◆ **GOAL**
For the entries below, how many lines include the word "deberta"? Give the figure and nothing more.

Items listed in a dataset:
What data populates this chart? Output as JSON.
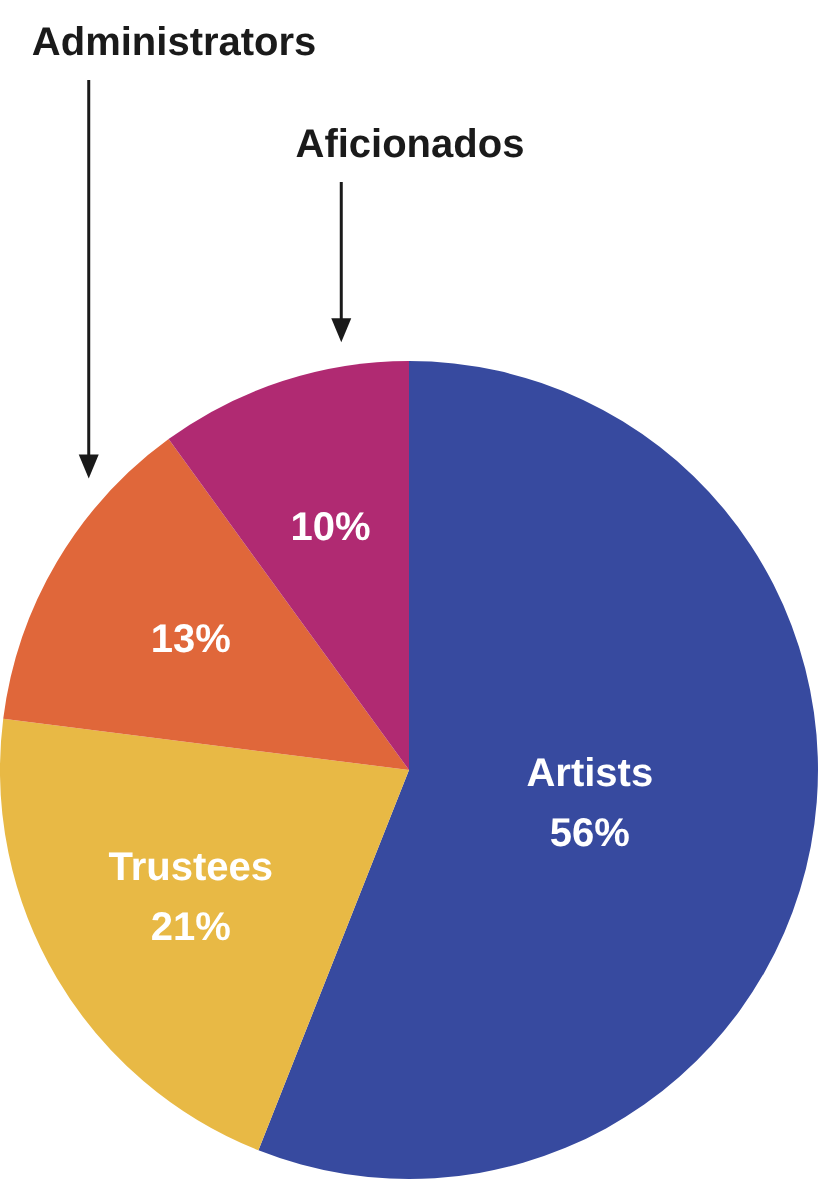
{
  "chart_data": {
    "type": "pie",
    "categories": [
      "Artists",
      "Trustees",
      "Administrators",
      "Aficionados"
    ],
    "values": [
      56,
      21,
      13,
      10
    ],
    "colors": [
      "#374a9f",
      "#e8b945",
      "#e0673a",
      "#b02a72"
    ],
    "value_labels": [
      "56%",
      "21%",
      "13%",
      "10%"
    ]
  }
}
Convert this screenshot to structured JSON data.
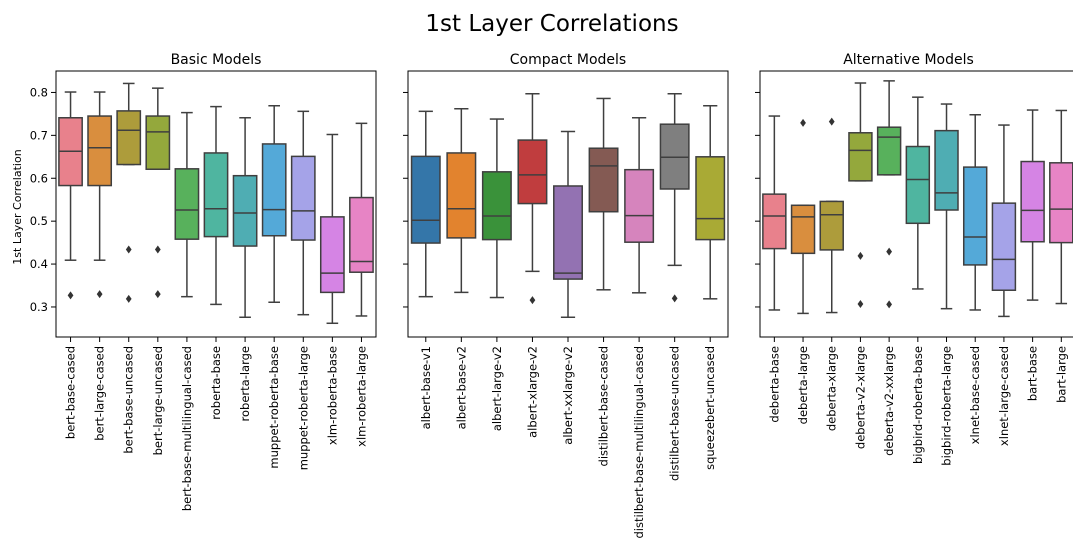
{
  "title": "1st Layer Correlations",
  "ylabel": "1st Layer Correlation",
  "chart_data": [
    {
      "type": "box",
      "title": "Basic Models",
      "ylim": [
        0.23,
        0.85
      ],
      "yticks": [
        0.3,
        0.4,
        0.5,
        0.6,
        0.7,
        0.8
      ],
      "categories": [
        "bert-base-cased",
        "bert-large-cased",
        "bert-base-uncased",
        "bert-large-uncased",
        "bert-base-multilingual-cased",
        "roberta-base",
        "roberta-large",
        "muppet-roberta-base",
        "muppet-roberta-large",
        "xlm-roberta-base",
        "xlm-roberta-large"
      ],
      "boxes": [
        {
          "color": "#e8818c",
          "q1": 0.583,
          "median": 0.663,
          "q3": 0.741,
          "low": 0.409,
          "high": 0.801,
          "outliers": [
            0.327
          ]
        },
        {
          "color": "#d98e3e",
          "q1": 0.583,
          "median": 0.671,
          "q3": 0.745,
          "low": 0.409,
          "high": 0.801,
          "outliers": [
            0.33
          ]
        },
        {
          "color": "#ad9c3b",
          "q1": 0.632,
          "median": 0.712,
          "q3": 0.757,
          "low": 0.632,
          "high": 0.821,
          "outliers": [
            0.434,
            0.319
          ]
        },
        {
          "color": "#94a83c",
          "q1": 0.621,
          "median": 0.708,
          "q3": 0.745,
          "low": 0.621,
          "high": 0.81,
          "outliers": [
            0.434,
            0.33
          ]
        },
        {
          "color": "#58b15c",
          "q1": 0.458,
          "median": 0.526,
          "q3": 0.622,
          "low": 0.324,
          "high": 0.753,
          "outliers": []
        },
        {
          "color": "#4fb5a0",
          "q1": 0.464,
          "median": 0.529,
          "q3": 0.659,
          "low": 0.306,
          "high": 0.767,
          "outliers": []
        },
        {
          "color": "#4fadb3",
          "q1": 0.442,
          "median": 0.519,
          "q3": 0.606,
          "low": 0.276,
          "high": 0.741,
          "outliers": []
        },
        {
          "color": "#54a9d8",
          "q1": 0.466,
          "median": 0.527,
          "q3": 0.68,
          "low": 0.311,
          "high": 0.769,
          "outliers": []
        },
        {
          "color": "#a5a3e8",
          "q1": 0.456,
          "median": 0.524,
          "q3": 0.651,
          "low": 0.282,
          "high": 0.756,
          "outliers": []
        },
        {
          "color": "#d584e4",
          "q1": 0.334,
          "median": 0.379,
          "q3": 0.51,
          "low": 0.262,
          "high": 0.702,
          "outliers": []
        },
        {
          "color": "#e784c5",
          "q1": 0.381,
          "median": 0.406,
          "q3": 0.555,
          "low": 0.279,
          "high": 0.728,
          "outliers": []
        }
      ]
    },
    {
      "type": "box",
      "title": "Compact Models",
      "ylim": [
        0.23,
        0.85
      ],
      "yticks": [
        0.3,
        0.4,
        0.5,
        0.6,
        0.7,
        0.8
      ],
      "categories": [
        "albert-base-v1",
        "albert-base-v2",
        "albert-large-v2",
        "albert-xlarge-v2",
        "albert-xxlarge-v2",
        "distilbert-base-cased",
        "distilbert-base-multilingual-cased",
        "distilbert-base-uncased",
        "squeezebert-uncased"
      ],
      "boxes": [
        {
          "color": "#3476a9",
          "q1": 0.449,
          "median": 0.502,
          "q3": 0.651,
          "low": 0.324,
          "high": 0.756,
          "outliers": []
        },
        {
          "color": "#e2832e",
          "q1": 0.461,
          "median": 0.529,
          "q3": 0.659,
          "low": 0.334,
          "high": 0.762,
          "outliers": []
        },
        {
          "color": "#3a923a",
          "q1": 0.457,
          "median": 0.512,
          "q3": 0.615,
          "low": 0.322,
          "high": 0.738,
          "outliers": []
        },
        {
          "color": "#c03d3e",
          "q1": 0.541,
          "median": 0.608,
          "q3": 0.689,
          "low": 0.383,
          "high": 0.797,
          "outliers": [
            0.316
          ]
        },
        {
          "color": "#9372b2",
          "q1": 0.365,
          "median": 0.379,
          "q3": 0.582,
          "low": 0.276,
          "high": 0.709,
          "outliers": []
        },
        {
          "color": "#845a53",
          "q1": 0.522,
          "median": 0.629,
          "q3": 0.67,
          "low": 0.34,
          "high": 0.786,
          "outliers": []
        },
        {
          "color": "#d684bd",
          "q1": 0.451,
          "median": 0.513,
          "q3": 0.62,
          "low": 0.333,
          "high": 0.741,
          "outliers": []
        },
        {
          "color": "#7f7f7f",
          "q1": 0.575,
          "median": 0.649,
          "q3": 0.726,
          "low": 0.397,
          "high": 0.797,
          "outliers": [
            0.32
          ]
        },
        {
          "color": "#a9aa35",
          "q1": 0.457,
          "median": 0.506,
          "q3": 0.65,
          "low": 0.319,
          "high": 0.769,
          "outliers": []
        }
      ]
    },
    {
      "type": "box",
      "title": "Alternative Models",
      "ylim": [
        0.23,
        0.85
      ],
      "yticks": [
        0.3,
        0.4,
        0.5,
        0.6,
        0.7,
        0.8
      ],
      "categories": [
        "deberta-base",
        "deberta-large",
        "deberta-xlarge",
        "deberta-v2-xlarge",
        "deberta-v2-xxlarge",
        "bigbird-roberta-base",
        "bigbird-roberta-large",
        "xlnet-base-cased",
        "xlnet-large-cased",
        "bart-base",
        "bart-large"
      ],
      "boxes": [
        {
          "color": "#e8818c",
          "q1": 0.436,
          "median": 0.512,
          "q3": 0.563,
          "low": 0.293,
          "high": 0.745,
          "outliers": []
        },
        {
          "color": "#d98e3e",
          "q1": 0.425,
          "median": 0.51,
          "q3": 0.537,
          "low": 0.285,
          "high": 0.537,
          "outliers": [
            0.729
          ]
        },
        {
          "color": "#ad9c3b",
          "q1": 0.433,
          "median": 0.515,
          "q3": 0.546,
          "low": 0.287,
          "high": 0.546,
          "outliers": [
            0.732
          ]
        },
        {
          "color": "#94a83c",
          "q1": 0.594,
          "median": 0.665,
          "q3": 0.706,
          "low": 0.594,
          "high": 0.822,
          "outliers": [
            0.419,
            0.307
          ]
        },
        {
          "color": "#58b15c",
          "q1": 0.608,
          "median": 0.696,
          "q3": 0.719,
          "low": 0.608,
          "high": 0.827,
          "outliers": [
            0.429,
            0.306
          ]
        },
        {
          "color": "#4fb5a0",
          "q1": 0.495,
          "median": 0.597,
          "q3": 0.674,
          "low": 0.342,
          "high": 0.789,
          "outliers": []
        },
        {
          "color": "#4fadb3",
          "q1": 0.526,
          "median": 0.566,
          "q3": 0.711,
          "low": 0.296,
          "high": 0.773,
          "outliers": []
        },
        {
          "color": "#54a9d8",
          "q1": 0.398,
          "median": 0.463,
          "q3": 0.626,
          "low": 0.293,
          "high": 0.748,
          "outliers": []
        },
        {
          "color": "#a5a3e8",
          "q1": 0.339,
          "median": 0.411,
          "q3": 0.542,
          "low": 0.278,
          "high": 0.724,
          "outliers": []
        },
        {
          "color": "#d584e4",
          "q1": 0.452,
          "median": 0.525,
          "q3": 0.639,
          "low": 0.316,
          "high": 0.759,
          "outliers": []
        },
        {
          "color": "#e784c5",
          "q1": 0.45,
          "median": 0.528,
          "q3": 0.636,
          "low": 0.308,
          "high": 0.758,
          "outliers": []
        }
      ]
    }
  ]
}
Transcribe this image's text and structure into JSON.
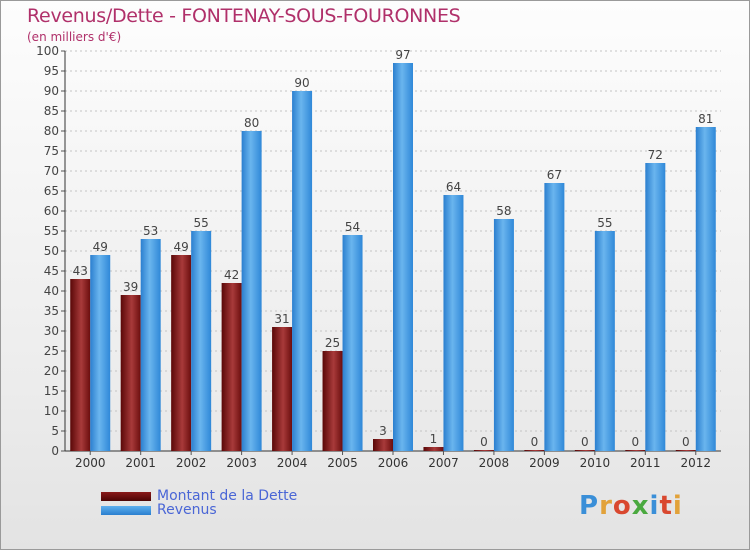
{
  "chart_data": {
    "type": "bar",
    "title": "Revenus/Dette - FONTENAY-SOUS-FOURONNES",
    "subtitle": "(en milliers d'€)",
    "categories": [
      "2000",
      "2001",
      "2002",
      "2003",
      "2004",
      "2005",
      "2006",
      "2007",
      "2008",
      "2009",
      "2010",
      "2011",
      "2012"
    ],
    "series": [
      {
        "name": "Montant de la Dette",
        "color": "#7a1212",
        "values": [
          43,
          39,
          49,
          42,
          31,
          25,
          3,
          1,
          0,
          0,
          0,
          0,
          0
        ]
      },
      {
        "name": "Revenus",
        "color": "#3a95e3",
        "values": [
          49,
          53,
          55,
          80,
          90,
          54,
          97,
          64,
          58,
          67,
          55,
          72,
          81
        ]
      }
    ],
    "ylim": [
      0,
      100
    ],
    "yticks": [
      0,
      5,
      10,
      15,
      20,
      25,
      30,
      35,
      40,
      45,
      50,
      55,
      60,
      65,
      70,
      75,
      80,
      85,
      90,
      95,
      100
    ],
    "grid": true,
    "legend": "bottom-left"
  },
  "brand": {
    "text": "Proxiti"
  }
}
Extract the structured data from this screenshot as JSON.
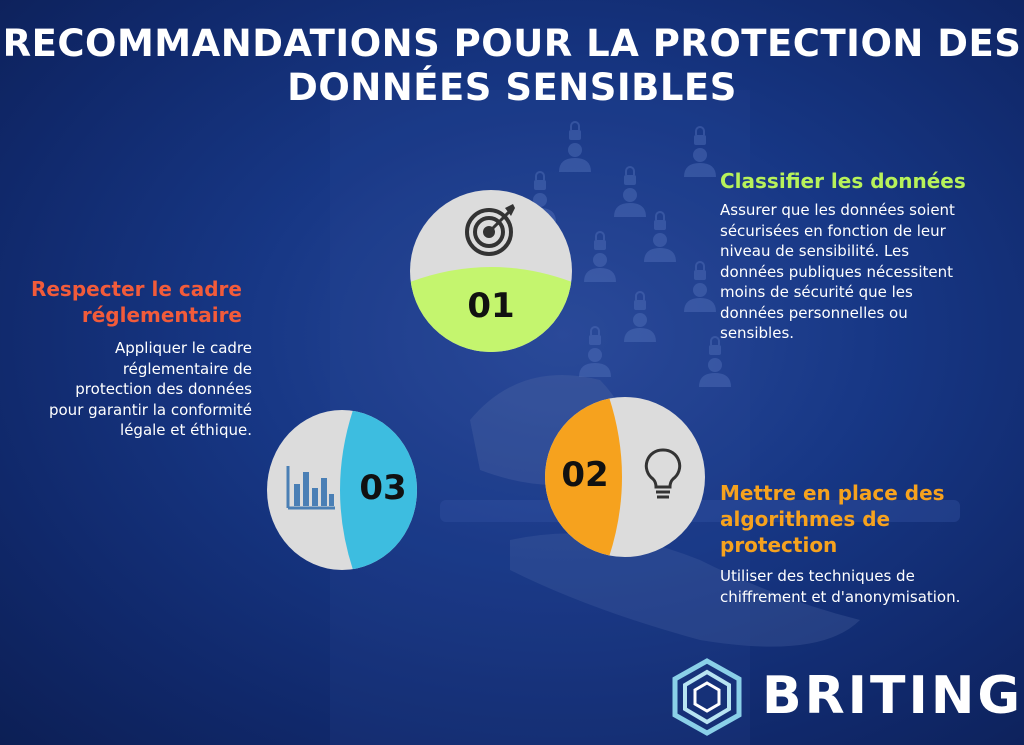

◆ **THE RESULT**
5